- To do -
Check each line of the listing for the word "hebdomadaires" and give only the number of lines that have it.

━━━━

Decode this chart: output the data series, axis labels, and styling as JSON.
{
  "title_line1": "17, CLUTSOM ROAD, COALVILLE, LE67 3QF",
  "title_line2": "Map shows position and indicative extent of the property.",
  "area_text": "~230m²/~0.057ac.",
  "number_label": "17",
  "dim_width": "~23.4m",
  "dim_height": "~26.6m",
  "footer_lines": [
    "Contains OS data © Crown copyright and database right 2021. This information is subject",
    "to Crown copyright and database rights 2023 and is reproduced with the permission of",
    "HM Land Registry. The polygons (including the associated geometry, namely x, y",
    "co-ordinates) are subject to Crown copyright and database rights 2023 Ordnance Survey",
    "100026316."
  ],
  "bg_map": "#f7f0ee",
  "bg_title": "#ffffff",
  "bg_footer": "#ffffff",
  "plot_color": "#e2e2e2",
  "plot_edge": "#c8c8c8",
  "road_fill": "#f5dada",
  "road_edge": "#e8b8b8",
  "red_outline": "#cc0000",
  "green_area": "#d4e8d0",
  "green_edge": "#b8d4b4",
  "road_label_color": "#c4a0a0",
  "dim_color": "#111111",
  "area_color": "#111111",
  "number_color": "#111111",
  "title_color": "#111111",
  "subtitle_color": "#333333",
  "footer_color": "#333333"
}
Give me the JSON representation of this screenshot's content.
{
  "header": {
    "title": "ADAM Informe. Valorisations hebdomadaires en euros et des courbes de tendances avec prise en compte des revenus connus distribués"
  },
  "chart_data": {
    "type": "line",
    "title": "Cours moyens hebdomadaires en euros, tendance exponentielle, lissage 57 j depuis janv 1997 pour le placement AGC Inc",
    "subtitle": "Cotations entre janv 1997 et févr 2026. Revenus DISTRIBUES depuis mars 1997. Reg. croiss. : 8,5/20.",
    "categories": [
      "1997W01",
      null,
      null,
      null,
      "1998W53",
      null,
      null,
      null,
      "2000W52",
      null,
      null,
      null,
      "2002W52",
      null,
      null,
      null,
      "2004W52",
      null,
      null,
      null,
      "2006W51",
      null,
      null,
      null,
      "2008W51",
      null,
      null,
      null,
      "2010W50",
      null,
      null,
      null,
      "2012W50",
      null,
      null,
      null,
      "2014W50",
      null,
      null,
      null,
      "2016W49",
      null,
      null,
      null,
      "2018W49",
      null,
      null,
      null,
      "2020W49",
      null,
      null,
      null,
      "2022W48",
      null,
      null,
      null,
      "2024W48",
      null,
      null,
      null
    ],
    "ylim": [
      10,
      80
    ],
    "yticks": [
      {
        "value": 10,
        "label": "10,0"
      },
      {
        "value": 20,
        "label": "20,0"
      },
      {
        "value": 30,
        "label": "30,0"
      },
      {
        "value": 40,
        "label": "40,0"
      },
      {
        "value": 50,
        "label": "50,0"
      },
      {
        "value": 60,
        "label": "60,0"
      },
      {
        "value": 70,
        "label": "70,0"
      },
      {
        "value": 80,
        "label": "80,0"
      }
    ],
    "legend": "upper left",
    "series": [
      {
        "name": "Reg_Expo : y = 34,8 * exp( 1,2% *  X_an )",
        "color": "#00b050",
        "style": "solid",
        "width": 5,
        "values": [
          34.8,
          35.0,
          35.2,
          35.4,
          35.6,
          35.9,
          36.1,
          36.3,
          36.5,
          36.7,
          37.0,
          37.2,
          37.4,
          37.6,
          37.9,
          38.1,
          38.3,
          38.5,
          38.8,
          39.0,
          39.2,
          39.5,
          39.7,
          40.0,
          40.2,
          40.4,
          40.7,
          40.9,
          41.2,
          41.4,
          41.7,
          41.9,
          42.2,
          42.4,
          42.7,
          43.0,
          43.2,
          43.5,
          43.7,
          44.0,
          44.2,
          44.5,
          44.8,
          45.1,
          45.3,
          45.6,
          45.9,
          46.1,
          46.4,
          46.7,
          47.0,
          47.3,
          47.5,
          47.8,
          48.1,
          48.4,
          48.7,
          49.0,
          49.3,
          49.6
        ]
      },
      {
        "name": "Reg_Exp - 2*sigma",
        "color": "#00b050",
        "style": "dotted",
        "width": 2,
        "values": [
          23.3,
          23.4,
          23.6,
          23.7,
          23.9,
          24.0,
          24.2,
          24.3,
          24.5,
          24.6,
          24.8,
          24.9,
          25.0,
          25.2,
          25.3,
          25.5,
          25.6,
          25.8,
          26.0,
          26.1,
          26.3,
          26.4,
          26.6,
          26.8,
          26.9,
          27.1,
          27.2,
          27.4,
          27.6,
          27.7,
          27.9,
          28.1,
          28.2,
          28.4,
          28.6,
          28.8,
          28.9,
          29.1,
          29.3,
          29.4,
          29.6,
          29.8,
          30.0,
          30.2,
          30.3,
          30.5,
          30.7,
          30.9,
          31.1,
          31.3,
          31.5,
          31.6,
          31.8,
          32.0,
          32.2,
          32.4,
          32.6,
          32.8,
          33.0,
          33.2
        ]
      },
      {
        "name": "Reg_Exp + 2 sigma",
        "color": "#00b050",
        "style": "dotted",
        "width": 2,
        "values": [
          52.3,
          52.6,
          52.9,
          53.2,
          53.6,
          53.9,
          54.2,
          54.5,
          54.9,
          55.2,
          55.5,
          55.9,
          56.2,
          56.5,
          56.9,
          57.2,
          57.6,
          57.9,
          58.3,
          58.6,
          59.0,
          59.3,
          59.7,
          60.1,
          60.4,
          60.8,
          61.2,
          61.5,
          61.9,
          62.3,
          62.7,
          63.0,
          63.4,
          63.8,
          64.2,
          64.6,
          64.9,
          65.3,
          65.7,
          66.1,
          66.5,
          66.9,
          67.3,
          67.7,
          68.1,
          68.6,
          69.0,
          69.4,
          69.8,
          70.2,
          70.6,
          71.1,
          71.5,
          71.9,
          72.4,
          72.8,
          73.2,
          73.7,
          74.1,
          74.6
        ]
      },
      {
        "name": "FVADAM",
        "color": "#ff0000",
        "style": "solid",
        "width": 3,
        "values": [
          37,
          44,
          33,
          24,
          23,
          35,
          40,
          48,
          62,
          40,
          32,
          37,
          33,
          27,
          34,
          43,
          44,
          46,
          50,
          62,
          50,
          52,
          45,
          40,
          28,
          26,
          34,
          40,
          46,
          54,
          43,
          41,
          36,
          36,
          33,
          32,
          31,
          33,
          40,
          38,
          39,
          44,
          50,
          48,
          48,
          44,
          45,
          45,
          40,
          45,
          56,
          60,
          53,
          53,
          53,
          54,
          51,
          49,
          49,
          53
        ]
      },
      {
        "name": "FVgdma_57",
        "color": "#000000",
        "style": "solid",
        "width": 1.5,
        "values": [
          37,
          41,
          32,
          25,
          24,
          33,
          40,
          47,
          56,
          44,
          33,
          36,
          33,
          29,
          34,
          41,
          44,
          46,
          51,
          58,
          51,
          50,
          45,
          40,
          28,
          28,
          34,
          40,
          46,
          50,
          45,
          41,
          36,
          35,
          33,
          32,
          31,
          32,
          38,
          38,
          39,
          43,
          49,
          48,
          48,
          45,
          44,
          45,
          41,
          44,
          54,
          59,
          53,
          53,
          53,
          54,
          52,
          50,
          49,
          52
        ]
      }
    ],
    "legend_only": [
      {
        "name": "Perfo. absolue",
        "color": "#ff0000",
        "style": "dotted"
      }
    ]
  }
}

━━━━

- Exercise response -
2